» MATERIAL PROVIDED
··········
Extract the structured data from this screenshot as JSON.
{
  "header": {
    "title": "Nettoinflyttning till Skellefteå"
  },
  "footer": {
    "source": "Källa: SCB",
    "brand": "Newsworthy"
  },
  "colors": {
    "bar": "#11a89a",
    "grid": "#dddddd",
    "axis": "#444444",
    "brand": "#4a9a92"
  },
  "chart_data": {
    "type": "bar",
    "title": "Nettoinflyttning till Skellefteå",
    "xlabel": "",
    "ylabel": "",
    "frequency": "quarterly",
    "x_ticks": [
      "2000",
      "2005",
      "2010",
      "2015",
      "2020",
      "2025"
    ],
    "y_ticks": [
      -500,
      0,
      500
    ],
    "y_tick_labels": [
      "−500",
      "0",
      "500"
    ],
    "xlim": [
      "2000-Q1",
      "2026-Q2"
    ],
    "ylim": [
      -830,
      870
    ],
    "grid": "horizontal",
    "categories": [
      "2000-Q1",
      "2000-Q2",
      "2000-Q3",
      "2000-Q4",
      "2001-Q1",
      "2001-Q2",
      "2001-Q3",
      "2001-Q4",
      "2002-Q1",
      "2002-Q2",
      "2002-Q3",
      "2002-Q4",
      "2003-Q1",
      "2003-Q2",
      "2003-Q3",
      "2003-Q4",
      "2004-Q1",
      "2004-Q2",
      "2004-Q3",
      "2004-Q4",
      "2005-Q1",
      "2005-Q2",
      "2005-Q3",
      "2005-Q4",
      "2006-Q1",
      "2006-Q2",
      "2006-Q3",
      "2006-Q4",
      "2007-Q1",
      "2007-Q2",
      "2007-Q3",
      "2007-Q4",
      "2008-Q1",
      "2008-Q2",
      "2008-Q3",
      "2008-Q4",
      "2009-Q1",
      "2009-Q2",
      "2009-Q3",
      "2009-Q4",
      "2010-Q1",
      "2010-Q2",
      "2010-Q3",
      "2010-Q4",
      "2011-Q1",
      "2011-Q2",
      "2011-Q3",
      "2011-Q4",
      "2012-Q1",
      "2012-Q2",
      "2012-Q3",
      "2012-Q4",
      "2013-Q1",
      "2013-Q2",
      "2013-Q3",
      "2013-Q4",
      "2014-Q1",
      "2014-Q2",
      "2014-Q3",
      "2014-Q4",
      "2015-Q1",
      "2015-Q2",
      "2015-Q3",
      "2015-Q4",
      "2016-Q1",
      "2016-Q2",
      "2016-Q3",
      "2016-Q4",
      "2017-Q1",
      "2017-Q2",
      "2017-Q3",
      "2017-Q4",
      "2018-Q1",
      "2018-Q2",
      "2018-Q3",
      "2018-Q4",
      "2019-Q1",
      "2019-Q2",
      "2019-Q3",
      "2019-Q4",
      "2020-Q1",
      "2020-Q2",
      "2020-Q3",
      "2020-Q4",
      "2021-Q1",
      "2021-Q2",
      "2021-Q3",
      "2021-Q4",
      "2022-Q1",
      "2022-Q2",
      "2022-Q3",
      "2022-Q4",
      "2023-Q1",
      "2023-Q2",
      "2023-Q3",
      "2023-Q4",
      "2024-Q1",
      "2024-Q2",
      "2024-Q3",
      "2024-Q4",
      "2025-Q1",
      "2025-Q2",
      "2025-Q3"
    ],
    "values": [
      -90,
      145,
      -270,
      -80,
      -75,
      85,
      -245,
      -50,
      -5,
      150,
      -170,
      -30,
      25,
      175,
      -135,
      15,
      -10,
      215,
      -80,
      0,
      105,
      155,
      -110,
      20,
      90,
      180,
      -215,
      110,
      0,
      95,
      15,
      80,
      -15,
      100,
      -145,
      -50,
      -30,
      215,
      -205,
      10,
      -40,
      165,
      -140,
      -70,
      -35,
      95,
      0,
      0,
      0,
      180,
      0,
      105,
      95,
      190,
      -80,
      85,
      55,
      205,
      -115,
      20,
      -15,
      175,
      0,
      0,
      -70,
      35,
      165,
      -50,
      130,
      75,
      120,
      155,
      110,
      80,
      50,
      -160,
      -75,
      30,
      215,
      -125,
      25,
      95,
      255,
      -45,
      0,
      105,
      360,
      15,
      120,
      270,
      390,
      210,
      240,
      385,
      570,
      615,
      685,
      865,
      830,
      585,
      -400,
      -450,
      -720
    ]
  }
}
··········
» GIVEN REQUEST
Give nothing but the number of lines containing the string "Skellefteå".

» WORKED SOLUTION
2